For each line in the data below that holds "serratum", return a copy.

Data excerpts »
※ ※ ※
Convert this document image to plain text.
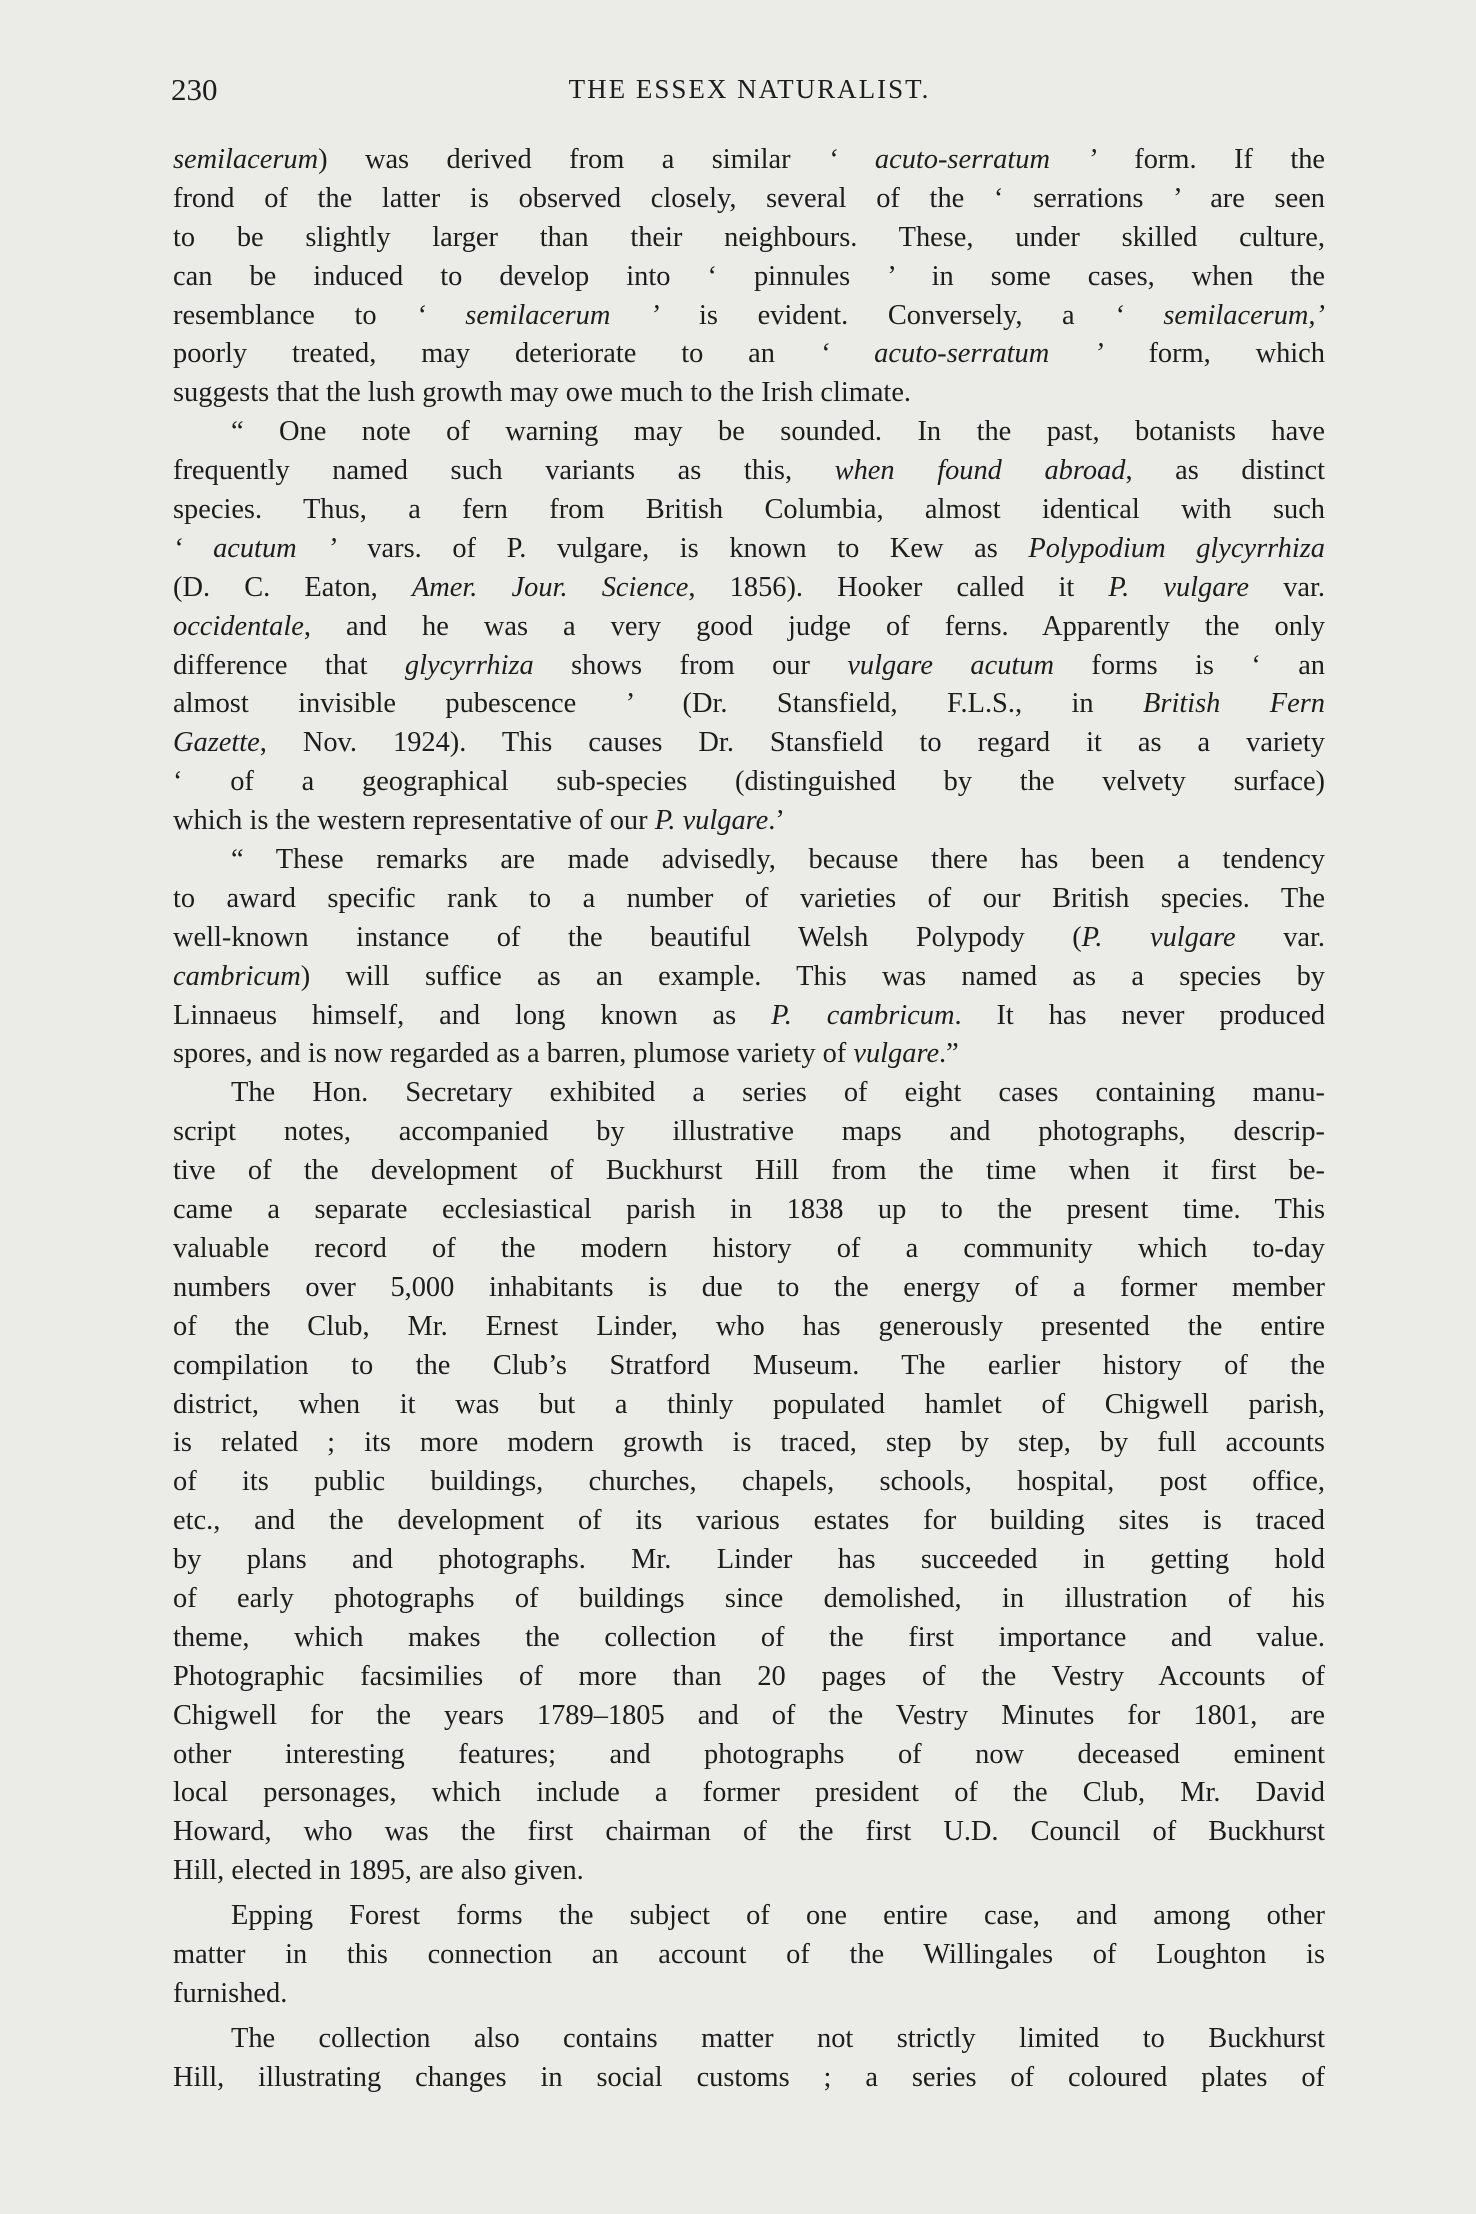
230	THE ESSEX NATURALIST.
semilacerum) was derived from a similar ‘ acuto-serratum ’ form. If the
frond of the latter is observed closely, several of the ‘ serrations ’ are seen
to be slightly larger than their neighbours. These, under skilled culture,
can be induced to develop into ‘ pinnules ’ in some cases, when the
resemblance to ‘ semilacerum ’ is evident. Conversely, a ‘ semilacerum,’
poorly treated, may deteriorate to an ‘ acuto-serratum ’ form, which
suggests that the lush growth may owe much to the Irish climate.
“ One note of warning may be sounded. In the past, botanists have
frequently named such variants as this, when found abroad, as distinct
species. Thus, a fern from British Columbia, almost identical with such
‘ acutum ’ vars. of P. vulgare, is known to Kew as Polypodium glycyrrhiza
(D. C. Eaton, Amer. Jour. Science, 1856). Hooker called it P. vulgare var.
occidentale, and he was a very good judge of ferns. Apparently the only
difference that glycyrrhiza shows from our vulgare acutum forms is ‘ an
almost invisible pubescence ’ (Dr. Stansfield, F.L.S., in British Fern
Gazette, Nov. 1924). This causes Dr. Stansfield to regard it as a variety
‘ of a geographical sub-species (distinguished by the velvety surface)
which is the western representative of our P. vulgare.’
“ These remarks are made advisedly, because there has been a tendency
to award specific rank to a number of varieties of our British species. The
well-known instance of the beautiful Welsh Polypody (P. vulgare var.
cambricum) will suffice as an example. This was named as a species by
Linnaeus himself, and long known as P. cambricum. It has never produced
spores, and is now regarded as a barren, plumose variety of vulgare.”
The Hon. Secretary exhibited a series of eight cases containing manu-
script notes, accompanied by illustrative maps and photographs, descrip-
tive of the development of Buckhurst Hill from the time when it first be-
came a separate ecclesiastical parish in 1838 up to the present time. This
valuable record of the modern history of a community which to-day
numbers over 5,000 inhabitants is due to the energy of a former member
of the Club, Mr. Ernest Linder, who has generously presented the entire
compilation to the Club’s Stratford Museum. The earlier history of the
district, when it was but a thinly populated hamlet of Chigwell parish,
is related ; its more modern growth is traced, step by step, by full accounts
of its public buildings, churches, chapels, schools, hospital, post office,
etc., and the development of its various estates for building sites is traced
by plans and photographs. Mr. Linder has succeeded in getting hold
of early photographs of buildings since demolished, in illustration of his
theme, which makes the collection of the first importance and value.
Photographic facsimilies of more than 20 pages of the Vestry Accounts of
Chigwell for the years 1789–1805 and of the Vestry Minutes for 1801, are
other interesting features; and photographs of now deceased eminent
local personages, which include a former president of the Club, Mr. David
Howard, who was the first chairman of the first U.D. Council of Buckhurst
Hill, elected in 1895, are also given.
Epping Forest forms the subject of one entire case, and among other
matter in this connection an account of the Willingales of Loughton is
furnished.
The collection also contains matter not strictly limited to Buckhurst
Hill, illustrating changes in social customs ; a series of coloured plates of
※ ※ ※
Task result »
semilacerum) was derived from a similar ‘ acuto-serratum ’ form. If the
poorly treated, may deteriorate to an ‘ acuto-serratum ’ form, which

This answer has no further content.